• Exercise requirements:
Your task is to locate every line holding the string "Percentage" and to copy each of them.

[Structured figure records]
* * *

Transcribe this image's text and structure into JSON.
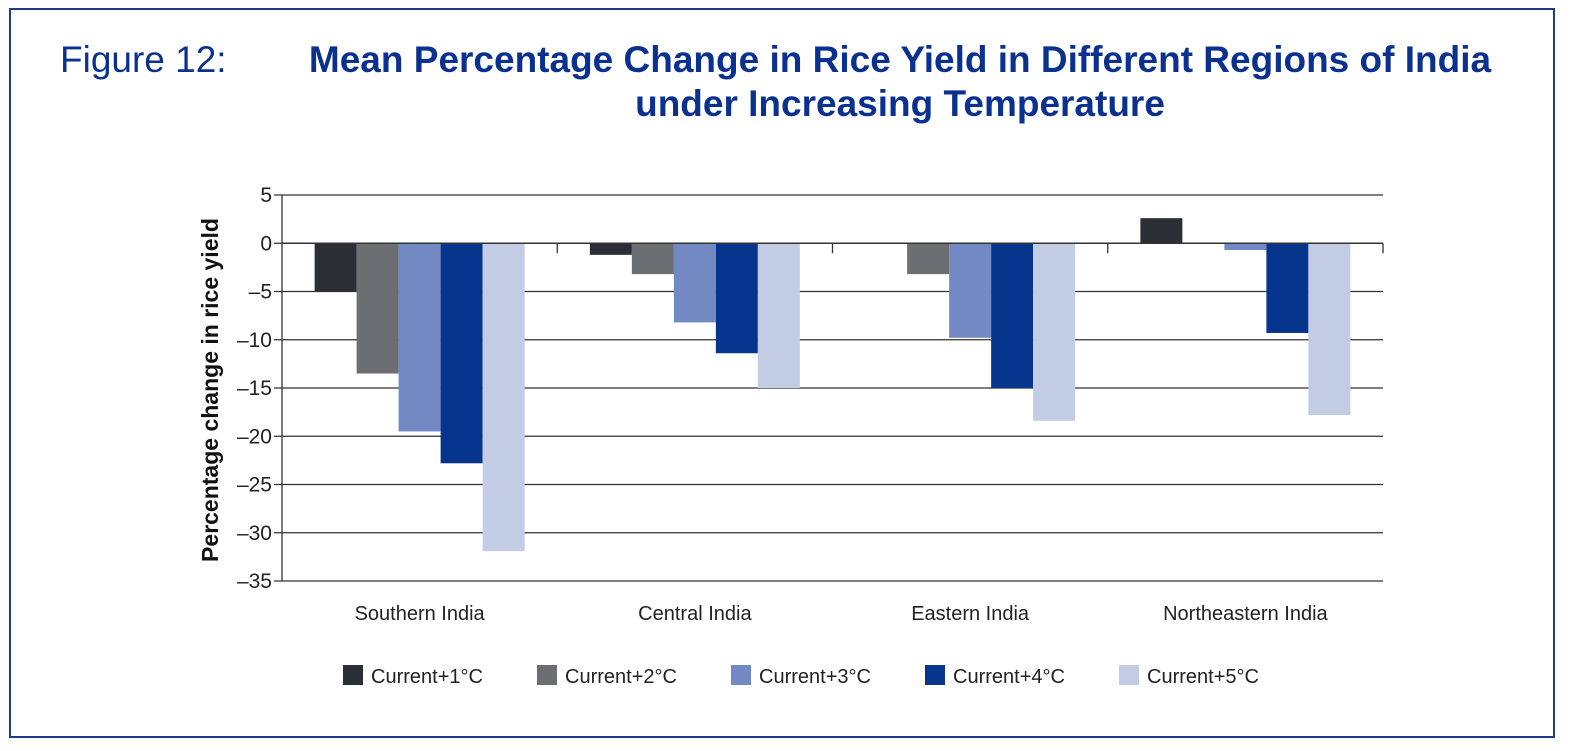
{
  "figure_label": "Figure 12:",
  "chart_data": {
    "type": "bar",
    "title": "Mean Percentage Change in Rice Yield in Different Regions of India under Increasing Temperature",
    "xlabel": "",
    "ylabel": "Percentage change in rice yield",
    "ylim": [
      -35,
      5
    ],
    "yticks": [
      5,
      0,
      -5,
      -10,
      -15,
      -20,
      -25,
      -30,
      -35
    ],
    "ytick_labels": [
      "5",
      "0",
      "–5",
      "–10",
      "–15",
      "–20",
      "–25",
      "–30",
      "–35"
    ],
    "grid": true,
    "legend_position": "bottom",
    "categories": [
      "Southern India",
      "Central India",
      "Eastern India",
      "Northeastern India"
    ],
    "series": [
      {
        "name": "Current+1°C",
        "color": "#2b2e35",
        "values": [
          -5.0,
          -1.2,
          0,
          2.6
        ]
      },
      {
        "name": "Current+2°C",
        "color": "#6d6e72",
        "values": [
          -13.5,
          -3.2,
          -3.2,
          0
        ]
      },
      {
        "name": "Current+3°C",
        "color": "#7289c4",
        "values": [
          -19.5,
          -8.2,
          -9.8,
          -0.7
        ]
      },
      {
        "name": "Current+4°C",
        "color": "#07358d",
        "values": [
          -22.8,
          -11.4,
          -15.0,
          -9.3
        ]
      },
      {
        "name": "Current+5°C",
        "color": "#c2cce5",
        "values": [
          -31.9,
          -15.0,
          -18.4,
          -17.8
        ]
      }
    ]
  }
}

* * *

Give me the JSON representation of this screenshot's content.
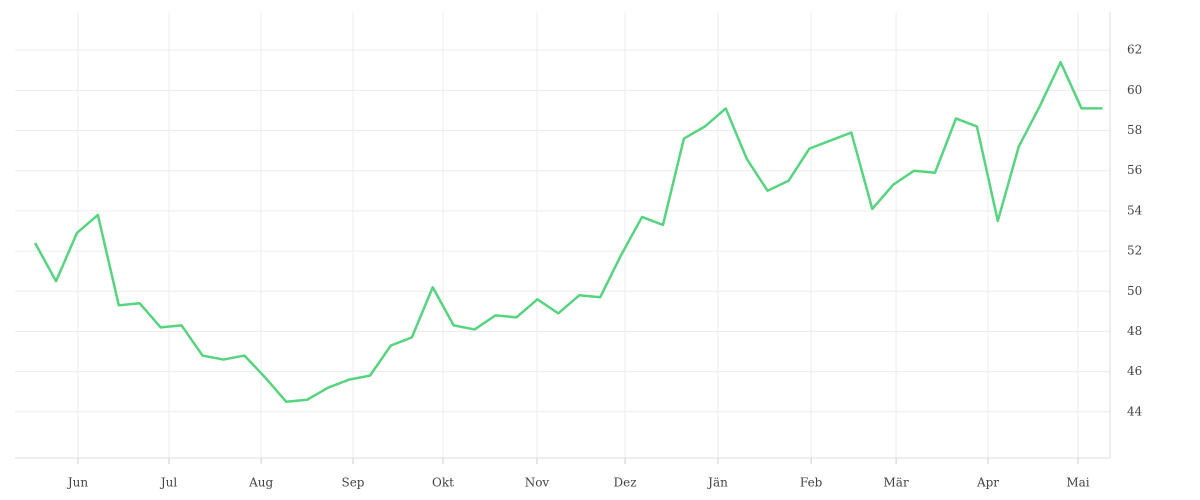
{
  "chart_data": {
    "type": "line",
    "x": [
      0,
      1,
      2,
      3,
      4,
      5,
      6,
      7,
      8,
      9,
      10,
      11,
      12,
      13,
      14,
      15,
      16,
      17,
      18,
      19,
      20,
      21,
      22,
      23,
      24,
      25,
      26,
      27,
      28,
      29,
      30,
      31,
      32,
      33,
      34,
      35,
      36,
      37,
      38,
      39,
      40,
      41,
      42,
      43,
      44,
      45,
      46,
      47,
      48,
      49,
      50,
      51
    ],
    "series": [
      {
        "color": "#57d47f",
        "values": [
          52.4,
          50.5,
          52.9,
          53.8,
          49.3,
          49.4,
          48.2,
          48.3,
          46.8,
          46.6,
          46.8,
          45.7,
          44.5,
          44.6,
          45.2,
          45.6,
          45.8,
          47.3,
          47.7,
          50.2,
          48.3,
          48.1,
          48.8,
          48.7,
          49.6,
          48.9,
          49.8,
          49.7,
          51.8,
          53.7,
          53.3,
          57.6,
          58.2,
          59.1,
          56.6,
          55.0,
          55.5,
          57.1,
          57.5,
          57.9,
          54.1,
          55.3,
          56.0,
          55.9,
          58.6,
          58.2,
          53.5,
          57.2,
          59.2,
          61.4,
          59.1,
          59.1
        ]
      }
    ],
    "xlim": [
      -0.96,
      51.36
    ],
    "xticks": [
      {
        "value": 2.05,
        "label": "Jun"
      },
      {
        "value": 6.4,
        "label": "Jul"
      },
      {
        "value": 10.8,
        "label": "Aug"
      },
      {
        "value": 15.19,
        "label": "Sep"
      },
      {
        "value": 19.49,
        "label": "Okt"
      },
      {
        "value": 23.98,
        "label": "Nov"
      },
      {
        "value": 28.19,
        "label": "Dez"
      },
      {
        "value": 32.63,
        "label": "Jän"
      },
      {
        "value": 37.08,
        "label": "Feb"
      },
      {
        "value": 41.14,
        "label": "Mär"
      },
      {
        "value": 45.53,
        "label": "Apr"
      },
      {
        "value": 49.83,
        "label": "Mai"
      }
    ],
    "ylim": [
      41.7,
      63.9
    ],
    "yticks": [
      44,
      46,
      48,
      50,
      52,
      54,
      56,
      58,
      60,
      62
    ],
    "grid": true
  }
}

* * *

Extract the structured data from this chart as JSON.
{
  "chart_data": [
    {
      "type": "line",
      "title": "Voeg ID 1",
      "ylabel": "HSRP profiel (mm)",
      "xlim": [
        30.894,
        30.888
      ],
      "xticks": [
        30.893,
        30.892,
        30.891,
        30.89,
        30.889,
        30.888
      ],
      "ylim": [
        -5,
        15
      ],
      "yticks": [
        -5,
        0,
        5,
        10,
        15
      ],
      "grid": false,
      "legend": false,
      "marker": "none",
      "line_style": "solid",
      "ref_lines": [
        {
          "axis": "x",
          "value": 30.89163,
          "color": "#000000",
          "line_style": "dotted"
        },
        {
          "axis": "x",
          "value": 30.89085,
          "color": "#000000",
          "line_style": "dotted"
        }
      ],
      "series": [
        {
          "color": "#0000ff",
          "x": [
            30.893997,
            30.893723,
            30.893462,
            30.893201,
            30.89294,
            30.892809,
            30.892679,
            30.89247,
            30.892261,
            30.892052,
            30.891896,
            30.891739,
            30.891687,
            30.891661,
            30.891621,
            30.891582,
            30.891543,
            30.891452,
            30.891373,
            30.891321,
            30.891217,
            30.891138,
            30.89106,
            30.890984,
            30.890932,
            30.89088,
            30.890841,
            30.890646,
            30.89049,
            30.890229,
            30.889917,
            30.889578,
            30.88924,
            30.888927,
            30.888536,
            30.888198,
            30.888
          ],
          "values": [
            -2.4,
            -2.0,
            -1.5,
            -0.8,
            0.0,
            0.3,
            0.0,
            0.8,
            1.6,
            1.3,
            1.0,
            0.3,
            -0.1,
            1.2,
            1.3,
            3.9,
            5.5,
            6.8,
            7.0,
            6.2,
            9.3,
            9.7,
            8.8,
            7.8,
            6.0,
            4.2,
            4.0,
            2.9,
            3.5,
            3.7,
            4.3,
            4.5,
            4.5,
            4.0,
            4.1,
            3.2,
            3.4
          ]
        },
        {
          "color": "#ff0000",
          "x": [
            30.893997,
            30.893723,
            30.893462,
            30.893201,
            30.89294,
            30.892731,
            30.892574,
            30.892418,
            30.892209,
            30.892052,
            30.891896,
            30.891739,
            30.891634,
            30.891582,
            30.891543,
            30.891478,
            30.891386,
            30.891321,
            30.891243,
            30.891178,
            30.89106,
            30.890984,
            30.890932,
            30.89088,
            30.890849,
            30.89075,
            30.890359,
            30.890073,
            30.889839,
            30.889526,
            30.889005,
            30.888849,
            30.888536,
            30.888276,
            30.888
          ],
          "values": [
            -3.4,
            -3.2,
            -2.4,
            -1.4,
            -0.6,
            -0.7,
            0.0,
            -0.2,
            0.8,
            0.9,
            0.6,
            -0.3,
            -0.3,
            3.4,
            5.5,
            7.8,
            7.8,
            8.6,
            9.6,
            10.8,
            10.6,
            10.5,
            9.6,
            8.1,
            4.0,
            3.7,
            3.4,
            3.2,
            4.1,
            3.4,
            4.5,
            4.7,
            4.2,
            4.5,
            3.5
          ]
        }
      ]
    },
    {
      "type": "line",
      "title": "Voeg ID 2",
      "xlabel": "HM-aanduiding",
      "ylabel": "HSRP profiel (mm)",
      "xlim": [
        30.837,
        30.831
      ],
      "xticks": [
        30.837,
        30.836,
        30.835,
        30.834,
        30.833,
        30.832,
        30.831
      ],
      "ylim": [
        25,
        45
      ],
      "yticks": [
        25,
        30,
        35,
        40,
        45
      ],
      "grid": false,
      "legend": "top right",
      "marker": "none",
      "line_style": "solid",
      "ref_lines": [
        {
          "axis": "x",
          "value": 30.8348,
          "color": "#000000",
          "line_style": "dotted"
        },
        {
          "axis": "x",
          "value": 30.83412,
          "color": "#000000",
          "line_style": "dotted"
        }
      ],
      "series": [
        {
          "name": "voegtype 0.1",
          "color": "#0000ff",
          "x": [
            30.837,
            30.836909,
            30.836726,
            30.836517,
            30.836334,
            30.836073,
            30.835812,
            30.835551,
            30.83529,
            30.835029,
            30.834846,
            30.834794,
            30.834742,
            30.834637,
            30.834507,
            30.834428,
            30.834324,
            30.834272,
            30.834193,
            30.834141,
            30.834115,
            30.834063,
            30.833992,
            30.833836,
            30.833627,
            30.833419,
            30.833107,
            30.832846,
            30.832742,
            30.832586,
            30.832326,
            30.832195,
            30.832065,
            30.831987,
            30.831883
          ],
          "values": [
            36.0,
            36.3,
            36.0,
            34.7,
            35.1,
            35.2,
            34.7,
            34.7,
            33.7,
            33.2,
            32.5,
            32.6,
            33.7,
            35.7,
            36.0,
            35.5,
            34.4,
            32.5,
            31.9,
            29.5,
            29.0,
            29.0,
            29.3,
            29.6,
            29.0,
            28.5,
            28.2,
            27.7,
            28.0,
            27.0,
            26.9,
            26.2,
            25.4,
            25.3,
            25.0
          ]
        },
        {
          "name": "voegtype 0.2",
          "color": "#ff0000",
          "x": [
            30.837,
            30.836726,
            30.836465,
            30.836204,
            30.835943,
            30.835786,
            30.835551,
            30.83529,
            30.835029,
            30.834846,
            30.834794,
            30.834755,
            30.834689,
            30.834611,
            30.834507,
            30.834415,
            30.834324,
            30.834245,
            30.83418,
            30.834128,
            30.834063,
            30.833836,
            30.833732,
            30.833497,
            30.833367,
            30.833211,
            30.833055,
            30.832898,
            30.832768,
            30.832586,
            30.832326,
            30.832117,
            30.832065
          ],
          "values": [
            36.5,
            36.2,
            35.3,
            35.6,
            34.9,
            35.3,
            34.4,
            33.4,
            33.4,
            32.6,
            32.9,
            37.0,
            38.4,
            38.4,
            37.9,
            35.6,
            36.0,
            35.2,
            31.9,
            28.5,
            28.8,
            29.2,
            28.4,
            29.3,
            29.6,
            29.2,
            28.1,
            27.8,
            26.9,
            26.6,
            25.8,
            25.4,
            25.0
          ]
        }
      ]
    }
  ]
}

* * *

• Response:
    "title": "Mean Percentage Change in Rice Yield in Different Regions of India under Increasing Temperature",
    "ylabel": "Percentage change in rice yield",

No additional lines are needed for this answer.